> Set exercise:
Without including any pictures, write out the listing below exactly.

** START Record excerpts **

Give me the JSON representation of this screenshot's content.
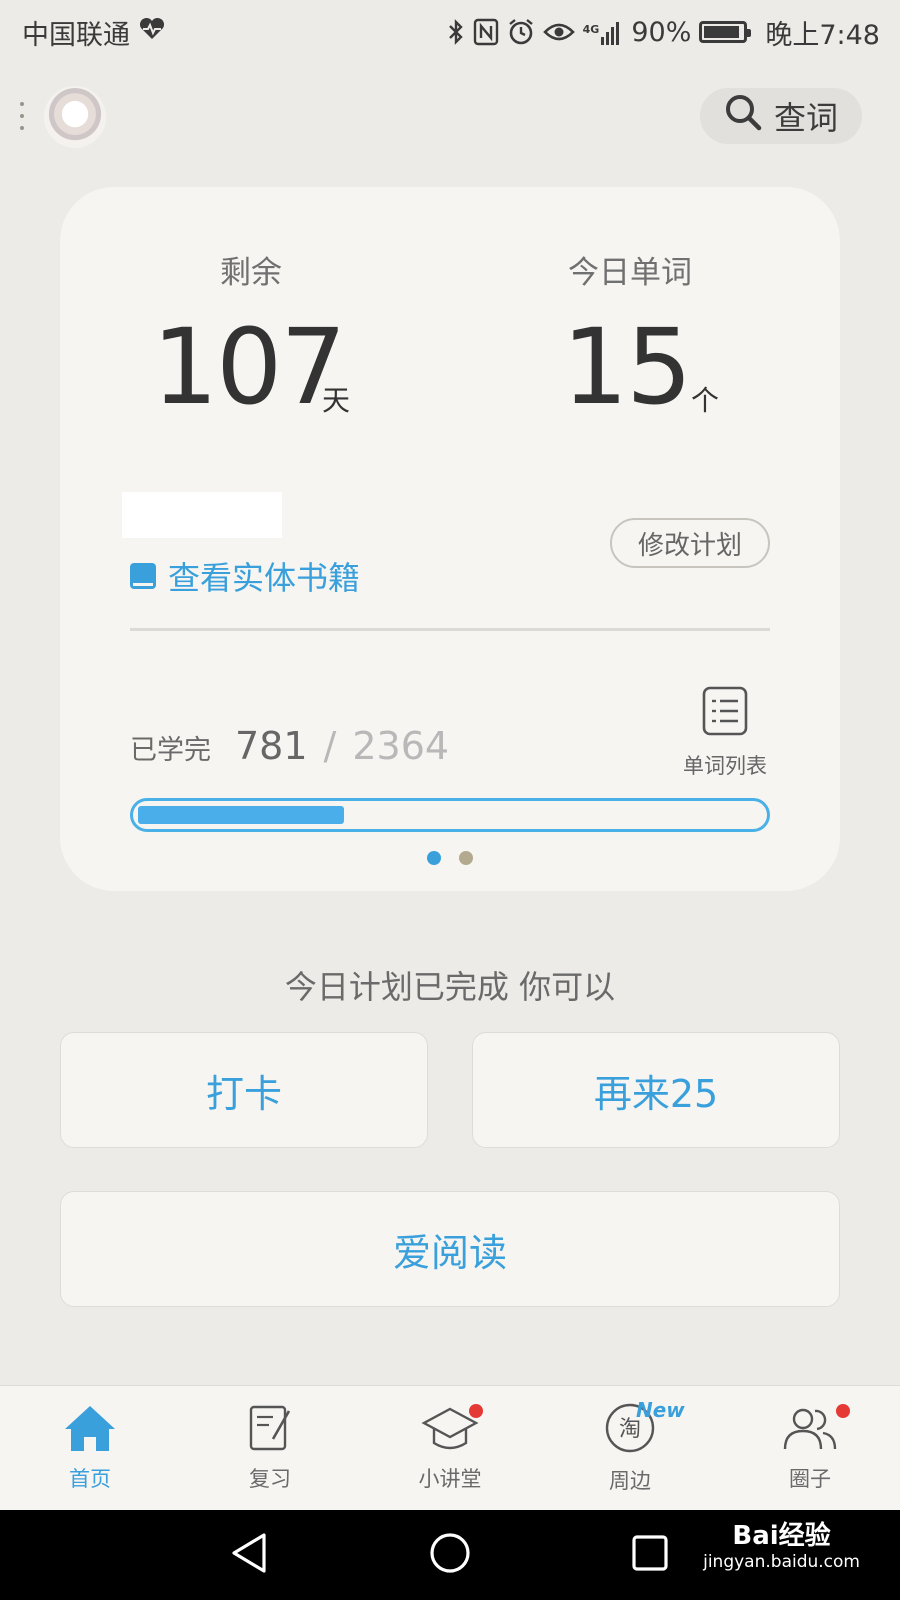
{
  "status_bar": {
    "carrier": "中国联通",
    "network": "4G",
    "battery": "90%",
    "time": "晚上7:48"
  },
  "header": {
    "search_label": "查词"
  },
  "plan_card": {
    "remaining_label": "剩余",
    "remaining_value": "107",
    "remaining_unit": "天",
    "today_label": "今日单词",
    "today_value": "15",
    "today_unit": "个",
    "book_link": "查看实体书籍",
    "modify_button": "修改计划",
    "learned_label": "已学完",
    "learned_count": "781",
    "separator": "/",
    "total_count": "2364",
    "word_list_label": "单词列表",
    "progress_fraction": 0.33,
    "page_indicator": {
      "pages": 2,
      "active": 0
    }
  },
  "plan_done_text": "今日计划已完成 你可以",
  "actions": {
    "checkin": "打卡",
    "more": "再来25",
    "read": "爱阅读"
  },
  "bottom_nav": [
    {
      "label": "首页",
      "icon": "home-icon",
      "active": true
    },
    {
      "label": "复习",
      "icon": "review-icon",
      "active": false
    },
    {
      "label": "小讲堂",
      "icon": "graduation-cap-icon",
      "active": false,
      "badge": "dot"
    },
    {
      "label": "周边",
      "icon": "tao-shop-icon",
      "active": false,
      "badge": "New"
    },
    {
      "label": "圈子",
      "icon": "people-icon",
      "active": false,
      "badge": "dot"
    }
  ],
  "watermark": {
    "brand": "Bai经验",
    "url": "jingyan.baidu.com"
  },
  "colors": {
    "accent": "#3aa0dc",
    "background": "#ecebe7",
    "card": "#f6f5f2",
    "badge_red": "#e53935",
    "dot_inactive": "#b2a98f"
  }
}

** END Record excerpts **

> Reply:
Give me the JSON representation of this screenshot's content.
{
  "status_bar": {
    "carrier": "中国联通",
    "network": "4G",
    "battery": "90%",
    "time": "晚上7:48"
  },
  "header": {
    "search_label": "查词"
  },
  "plan_card": {
    "remaining_label": "剩余",
    "remaining_value": "107",
    "remaining_unit": "天",
    "today_label": "今日单词",
    "today_value": "15",
    "today_unit": "个",
    "book_link": "查看实体书籍",
    "modify_button": "修改计划",
    "learned_label": "已学完",
    "learned_count": "781",
    "separator": "/",
    "total_count": "2364",
    "word_list_label": "单词列表",
    "progress_fraction": 0.33,
    "page_indicator": {
      "pages": 2,
      "active": 0
    }
  },
  "plan_done_text": "今日计划已完成 你可以",
  "actions": {
    "checkin": "打卡",
    "more": "再来25",
    "read": "爱阅读"
  },
  "bottom_nav": [
    {
      "label": "首页",
      "icon": "home-icon",
      "active": true
    },
    {
      "label": "复习",
      "icon": "review-icon",
      "active": false
    },
    {
      "label": "小讲堂",
      "icon": "graduation-cap-icon",
      "active": false,
      "badge": "dot"
    },
    {
      "label": "周边",
      "icon": "tao-shop-icon",
      "active": false,
      "badge": "New"
    },
    {
      "label": "圈子",
      "icon": "people-icon",
      "active": false,
      "badge": "dot"
    }
  ],
  "watermark": {
    "brand": "Bai经验",
    "url": "jingyan.baidu.com"
  },
  "colors": {
    "accent": "#3aa0dc",
    "background": "#ecebe7",
    "card": "#f6f5f2",
    "badge_red": "#e53935",
    "dot_inactive": "#b2a98f"
  }
}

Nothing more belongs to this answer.